- [Problem to solve]
A faithful transcription of all the data is required.

- [Record list]

........

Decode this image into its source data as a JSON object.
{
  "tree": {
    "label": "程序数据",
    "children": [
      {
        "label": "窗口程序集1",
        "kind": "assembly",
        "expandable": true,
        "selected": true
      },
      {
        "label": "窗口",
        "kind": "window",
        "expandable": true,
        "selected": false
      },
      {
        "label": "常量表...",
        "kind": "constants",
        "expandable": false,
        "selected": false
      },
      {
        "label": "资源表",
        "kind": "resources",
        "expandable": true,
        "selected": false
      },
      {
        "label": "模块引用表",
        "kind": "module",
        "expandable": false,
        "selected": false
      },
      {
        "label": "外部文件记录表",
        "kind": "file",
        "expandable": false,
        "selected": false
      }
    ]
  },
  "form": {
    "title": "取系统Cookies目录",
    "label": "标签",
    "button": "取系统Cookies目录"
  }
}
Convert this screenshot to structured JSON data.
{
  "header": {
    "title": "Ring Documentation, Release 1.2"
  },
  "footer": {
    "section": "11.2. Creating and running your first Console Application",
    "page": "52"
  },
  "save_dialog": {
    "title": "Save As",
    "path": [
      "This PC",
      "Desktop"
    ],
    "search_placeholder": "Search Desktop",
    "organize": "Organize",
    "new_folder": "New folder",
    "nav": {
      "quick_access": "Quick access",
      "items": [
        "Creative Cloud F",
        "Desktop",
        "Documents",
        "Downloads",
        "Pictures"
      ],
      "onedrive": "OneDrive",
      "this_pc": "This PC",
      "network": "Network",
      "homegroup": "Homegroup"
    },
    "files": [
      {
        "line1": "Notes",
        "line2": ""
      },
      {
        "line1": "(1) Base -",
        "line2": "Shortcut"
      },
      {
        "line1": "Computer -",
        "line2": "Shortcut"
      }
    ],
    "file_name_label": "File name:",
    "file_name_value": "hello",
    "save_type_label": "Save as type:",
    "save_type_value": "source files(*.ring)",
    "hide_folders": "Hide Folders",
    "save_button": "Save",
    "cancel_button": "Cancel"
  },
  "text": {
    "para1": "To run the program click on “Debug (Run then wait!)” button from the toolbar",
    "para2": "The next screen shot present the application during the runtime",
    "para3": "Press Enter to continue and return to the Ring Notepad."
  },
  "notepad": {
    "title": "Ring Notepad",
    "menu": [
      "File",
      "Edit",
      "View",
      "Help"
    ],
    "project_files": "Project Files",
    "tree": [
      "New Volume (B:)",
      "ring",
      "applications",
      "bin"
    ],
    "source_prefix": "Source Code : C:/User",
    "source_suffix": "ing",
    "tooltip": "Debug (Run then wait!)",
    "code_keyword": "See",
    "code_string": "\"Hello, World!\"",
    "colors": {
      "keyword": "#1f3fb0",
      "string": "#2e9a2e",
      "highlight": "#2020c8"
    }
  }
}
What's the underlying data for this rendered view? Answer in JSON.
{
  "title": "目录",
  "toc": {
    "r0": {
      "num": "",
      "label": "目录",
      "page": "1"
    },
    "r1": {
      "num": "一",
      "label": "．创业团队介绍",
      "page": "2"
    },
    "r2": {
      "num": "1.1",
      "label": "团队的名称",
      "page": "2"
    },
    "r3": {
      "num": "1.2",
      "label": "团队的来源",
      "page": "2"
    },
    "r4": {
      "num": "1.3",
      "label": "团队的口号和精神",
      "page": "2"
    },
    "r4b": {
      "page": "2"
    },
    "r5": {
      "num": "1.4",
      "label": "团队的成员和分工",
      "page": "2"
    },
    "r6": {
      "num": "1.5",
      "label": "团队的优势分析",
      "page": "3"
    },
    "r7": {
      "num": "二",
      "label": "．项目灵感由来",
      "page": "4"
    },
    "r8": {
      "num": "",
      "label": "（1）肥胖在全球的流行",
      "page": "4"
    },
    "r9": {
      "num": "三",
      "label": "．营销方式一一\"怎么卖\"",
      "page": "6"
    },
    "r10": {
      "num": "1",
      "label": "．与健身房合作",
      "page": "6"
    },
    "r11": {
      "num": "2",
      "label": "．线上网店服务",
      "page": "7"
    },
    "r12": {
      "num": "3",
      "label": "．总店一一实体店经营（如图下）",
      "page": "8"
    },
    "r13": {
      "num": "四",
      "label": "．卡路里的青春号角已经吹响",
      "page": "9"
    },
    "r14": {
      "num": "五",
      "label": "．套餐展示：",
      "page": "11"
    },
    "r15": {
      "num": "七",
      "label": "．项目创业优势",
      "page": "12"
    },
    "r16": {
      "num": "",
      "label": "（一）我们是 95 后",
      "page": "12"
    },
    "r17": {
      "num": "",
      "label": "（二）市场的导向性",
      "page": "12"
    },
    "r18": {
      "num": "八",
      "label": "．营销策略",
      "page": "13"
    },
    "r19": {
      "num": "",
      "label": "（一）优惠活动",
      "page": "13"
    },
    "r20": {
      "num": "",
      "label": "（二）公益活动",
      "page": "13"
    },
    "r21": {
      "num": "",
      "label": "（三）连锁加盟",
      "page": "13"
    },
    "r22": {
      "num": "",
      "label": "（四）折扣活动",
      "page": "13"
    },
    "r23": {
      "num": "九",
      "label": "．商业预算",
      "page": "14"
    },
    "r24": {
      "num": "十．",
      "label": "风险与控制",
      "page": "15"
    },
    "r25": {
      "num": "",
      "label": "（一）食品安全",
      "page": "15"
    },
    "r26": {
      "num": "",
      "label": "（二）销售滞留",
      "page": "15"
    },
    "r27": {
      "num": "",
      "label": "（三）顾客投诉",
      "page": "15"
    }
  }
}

........

- [Solution to the exercise]
Decode this image into its source data as a JSON object.
{
  "tree": {
    "label": "程序数据",
    "children": [
      {
        "label": "窗口程序集1",
        "kind": "assembly",
        "expandable": true,
        "selected": true
      },
      {
        "label": "窗口",
        "kind": "window",
        "expandable": true,
        "selected": false
      },
      {
        "label": "常量表...",
        "kind": "constants",
        "expandable": false,
        "selected": false
      },
      {
        "label": "资源表",
        "kind": "resources",
        "expandable": true,
        "selected": false
      },
      {
        "label": "模块引用表",
        "kind": "module",
        "expandable": false,
        "selected": false
      },
      {
        "label": "外部文件记录表",
        "kind": "file",
        "expandable": false,
        "selected": false
      }
    ]
  },
  "form": {
    "title": "取系统Cookies目录",
    "label": "标签",
    "button": "取系统Cookies目录"
  }
}
Convert this screenshot to structured JSON data.
{
  "header": {
    "title": "Ring Documentation, Release 1.2"
  },
  "footer": {
    "section": "11.2. Creating and running your first Console Application",
    "page": "52"
  },
  "save_dialog": {
    "title": "Save As",
    "path": [
      "This PC",
      "Desktop"
    ],
    "search_placeholder": "Search Desktop",
    "organize": "Organize",
    "new_folder": "New folder",
    "nav": {
      "quick_access": "Quick access",
      "items": [
        "Creative Cloud F",
        "Desktop",
        "Documents",
        "Downloads",
        "Pictures"
      ],
      "onedrive": "OneDrive",
      "this_pc": "This PC",
      "network": "Network",
      "homegroup": "Homegroup"
    },
    "files": [
      {
        "line1": "Notes",
        "line2": ""
      },
      {
        "line1": "(1) Base -",
        "line2": "Shortcut"
      },
      {
        "line1": "Computer -",
        "line2": "Shortcut"
      }
    ],
    "file_name_label": "File name:",
    "file_name_value": "hello",
    "save_type_label": "Save as type:",
    "save_type_value": "source files(*.ring)",
    "hide_folders": "Hide Folders",
    "save_button": "Save",
    "cancel_button": "Cancel"
  },
  "text": {
    "para1": "To run the program click on “Debug (Run then wait!)” button from the toolbar",
    "para2": "The next screen shot present the application during the runtime",
    "para3": "Press Enter to continue and return to the Ring Notepad."
  },
  "notepad": {
    "title": "Ring Notepad",
    "menu": [
      "File",
      "Edit",
      "View",
      "Help"
    ],
    "project_files": "Project Files",
    "tree": [
      "New Volume (B:)",
      "ring",
      "applications",
      "bin"
    ],
    "source_prefix": "Source Code : C:/User",
    "source_suffix": "ing",
    "tooltip": "Debug (Run then wait!)",
    "code_keyword": "See",
    "code_string": "\"Hello, World!\"",
    "colors": {
      "keyword": "#1f3fb0",
      "string": "#2e9a2e",
      "highlight": "#2020c8"
    }
  }
}
What's the underlying data for this rendered view? Answer in JSON.
{
  "title": "目录",
  "toc": {
    "r0": {
      "num": "",
      "label": "目录",
      "page": "1"
    },
    "r1": {
      "num": "一",
      "label": "．创业团队介绍",
      "page": "2"
    },
    "r2": {
      "num": "1.1",
      "label": "团队的名称",
      "page": "2"
    },
    "r3": {
      "num": "1.2",
      "label": "团队的来源",
      "page": "2"
    },
    "r4": {
      "num": "1.3",
      "label": "团队的口号和精神",
      "page": "2"
    },
    "r4b": {
      "page": "2"
    },
    "r5": {
      "num": "1.4",
      "label": "团队的成员和分工",
      "page": "2"
    },
    "r6": {
      "num": "1.5",
      "label": "团队的优势分析",
      "page": "3"
    },
    "r7": {
      "num": "二",
      "label": "．项目灵感由来",
      "page": "4"
    },
    "r8": {
      "num": "",
      "label": "（1）肥胖在全球的流行",
      "page": "4"
    },
    "r9": {
      "num": "三",
      "label": "．营销方式一一\"怎么卖\"",
      "page": "6"
    },
    "r10": {
      "num": "1",
      "label": "．与健身房合作",
      "page": "6"
    },
    "r11": {
      "num": "2",
      "label": "．线上网店服务",
      "page": "7"
    },
    "r12": {
      "num": "3",
      "label": "．总店一一实体店经营（如图下）",
      "page": "8"
    },
    "r13": {
      "num": "四",
      "label": "．卡路里的青春号角已经吹响",
      "page": "9"
    },
    "r14": {
      "num": "五",
      "label": "．套餐展示：",
      "page": "11"
    },
    "r15": {
      "num": "七",
      "label": "．项目创业优势",
      "page": "12"
    },
    "r16": {
      "num": "",
      "label": "（一）我们是 95 后",
      "page": "12"
    },
    "r17": {
      "num": "",
      "label": "（二）市场的导向性",
      "page": "12"
    },
    "r18": {
      "num": "八",
      "label": "．营销策略",
      "page": "13"
    },
    "r19": {
      "num": "",
      "label": "（一）优惠活动",
      "page": "13"
    },
    "r20": {
      "num": "",
      "label": "（二）公益活动",
      "page": "13"
    },
    "r21": {
      "num": "",
      "label": "（三）连锁加盟",
      "page": "13"
    },
    "r22": {
      "num": "",
      "label": "（四）折扣活动",
      "page": "13"
    },
    "r23": {
      "num": "九",
      "label": "．商业预算",
      "page": "14"
    },
    "r24": {
      "num": "十．",
      "label": "风险与控制",
      "page": "15"
    },
    "r25": {
      "num": "",
      "label": "（一）食品安全",
      "page": "15"
    },
    "r26": {
      "num": "",
      "label": "（二）销售滞留",
      "page": "15"
    },
    "r27": {
      "num": "",
      "label": "（三）顾客投诉",
      "page": "15"
    }
  }
}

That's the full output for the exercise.